── LISTED RECORDS ──
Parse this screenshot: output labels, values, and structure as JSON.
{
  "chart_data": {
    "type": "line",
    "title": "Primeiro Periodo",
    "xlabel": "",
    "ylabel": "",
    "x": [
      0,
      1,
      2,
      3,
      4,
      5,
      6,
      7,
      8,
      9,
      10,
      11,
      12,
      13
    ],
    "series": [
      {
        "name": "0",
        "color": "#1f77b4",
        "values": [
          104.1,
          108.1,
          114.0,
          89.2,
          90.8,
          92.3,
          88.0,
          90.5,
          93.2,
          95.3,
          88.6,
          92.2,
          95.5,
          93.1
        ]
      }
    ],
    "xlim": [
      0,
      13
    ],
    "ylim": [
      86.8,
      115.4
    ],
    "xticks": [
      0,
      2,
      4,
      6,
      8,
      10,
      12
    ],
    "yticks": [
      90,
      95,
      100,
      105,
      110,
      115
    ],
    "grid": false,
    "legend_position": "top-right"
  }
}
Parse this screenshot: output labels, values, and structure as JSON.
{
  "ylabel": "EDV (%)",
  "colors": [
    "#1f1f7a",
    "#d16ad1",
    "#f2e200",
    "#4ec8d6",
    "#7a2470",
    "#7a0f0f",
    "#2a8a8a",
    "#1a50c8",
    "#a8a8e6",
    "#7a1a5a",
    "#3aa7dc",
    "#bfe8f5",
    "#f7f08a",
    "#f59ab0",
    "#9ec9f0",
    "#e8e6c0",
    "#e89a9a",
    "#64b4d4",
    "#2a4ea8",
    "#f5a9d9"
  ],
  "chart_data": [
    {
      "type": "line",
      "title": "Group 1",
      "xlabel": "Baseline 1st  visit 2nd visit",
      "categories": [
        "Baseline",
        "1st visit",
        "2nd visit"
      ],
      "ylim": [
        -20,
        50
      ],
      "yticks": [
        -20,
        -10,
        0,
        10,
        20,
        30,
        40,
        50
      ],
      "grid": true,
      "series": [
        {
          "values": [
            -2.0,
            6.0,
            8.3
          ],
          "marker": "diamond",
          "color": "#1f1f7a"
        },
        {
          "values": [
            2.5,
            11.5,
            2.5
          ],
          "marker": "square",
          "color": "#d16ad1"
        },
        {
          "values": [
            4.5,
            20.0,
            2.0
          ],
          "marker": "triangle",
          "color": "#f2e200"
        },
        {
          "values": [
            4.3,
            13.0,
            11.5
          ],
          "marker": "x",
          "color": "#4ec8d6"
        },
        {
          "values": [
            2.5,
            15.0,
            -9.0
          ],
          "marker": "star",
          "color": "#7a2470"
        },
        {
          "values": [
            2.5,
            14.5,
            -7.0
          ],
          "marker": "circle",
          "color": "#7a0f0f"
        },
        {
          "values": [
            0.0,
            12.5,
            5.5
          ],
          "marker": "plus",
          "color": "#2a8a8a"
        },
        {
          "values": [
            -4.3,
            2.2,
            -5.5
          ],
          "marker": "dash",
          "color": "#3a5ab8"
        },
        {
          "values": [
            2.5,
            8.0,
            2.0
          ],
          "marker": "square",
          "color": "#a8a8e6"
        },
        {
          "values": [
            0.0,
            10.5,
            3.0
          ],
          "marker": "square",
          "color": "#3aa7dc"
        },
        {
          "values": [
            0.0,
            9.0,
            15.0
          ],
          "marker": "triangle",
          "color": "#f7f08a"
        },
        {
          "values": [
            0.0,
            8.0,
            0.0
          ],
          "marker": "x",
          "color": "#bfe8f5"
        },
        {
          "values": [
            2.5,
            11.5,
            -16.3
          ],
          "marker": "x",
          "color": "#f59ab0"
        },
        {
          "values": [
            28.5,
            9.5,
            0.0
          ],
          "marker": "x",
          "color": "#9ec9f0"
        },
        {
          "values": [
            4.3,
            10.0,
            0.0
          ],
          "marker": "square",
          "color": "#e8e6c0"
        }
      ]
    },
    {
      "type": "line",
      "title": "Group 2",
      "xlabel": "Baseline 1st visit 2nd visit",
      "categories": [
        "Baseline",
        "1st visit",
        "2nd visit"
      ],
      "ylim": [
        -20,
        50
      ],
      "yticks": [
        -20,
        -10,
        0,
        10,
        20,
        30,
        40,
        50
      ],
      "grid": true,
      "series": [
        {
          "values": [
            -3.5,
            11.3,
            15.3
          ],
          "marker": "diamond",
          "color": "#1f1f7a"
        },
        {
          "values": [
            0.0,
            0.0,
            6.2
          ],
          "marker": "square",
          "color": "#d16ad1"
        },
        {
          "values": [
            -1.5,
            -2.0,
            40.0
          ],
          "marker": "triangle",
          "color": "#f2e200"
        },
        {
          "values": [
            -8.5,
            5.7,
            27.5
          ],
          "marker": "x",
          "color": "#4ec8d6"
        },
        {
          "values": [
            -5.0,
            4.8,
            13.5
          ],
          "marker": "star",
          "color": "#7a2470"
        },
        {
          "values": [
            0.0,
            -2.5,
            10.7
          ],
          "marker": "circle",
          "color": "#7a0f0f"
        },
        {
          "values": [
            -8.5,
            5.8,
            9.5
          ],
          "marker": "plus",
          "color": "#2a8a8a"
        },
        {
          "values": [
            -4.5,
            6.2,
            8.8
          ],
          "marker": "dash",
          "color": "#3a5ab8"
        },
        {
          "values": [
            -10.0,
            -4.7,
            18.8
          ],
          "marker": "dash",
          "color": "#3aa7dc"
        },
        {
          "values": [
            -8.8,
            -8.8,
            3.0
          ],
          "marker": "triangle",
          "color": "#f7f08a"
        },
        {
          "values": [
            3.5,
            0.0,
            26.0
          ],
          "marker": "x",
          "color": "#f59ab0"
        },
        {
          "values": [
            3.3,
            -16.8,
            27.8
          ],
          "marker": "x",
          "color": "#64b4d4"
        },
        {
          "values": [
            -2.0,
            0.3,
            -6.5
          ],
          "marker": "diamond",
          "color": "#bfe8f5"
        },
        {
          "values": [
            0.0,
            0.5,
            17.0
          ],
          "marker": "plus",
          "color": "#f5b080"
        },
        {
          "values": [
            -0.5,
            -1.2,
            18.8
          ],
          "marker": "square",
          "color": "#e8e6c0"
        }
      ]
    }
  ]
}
───
PROBLEM TO WORK ON: Report each line in the data that holds the word "title".

FULL SOLUTION:
    "title": "Primeiro Periodo",
      "title": "Group 1",
      "title": "Group 2",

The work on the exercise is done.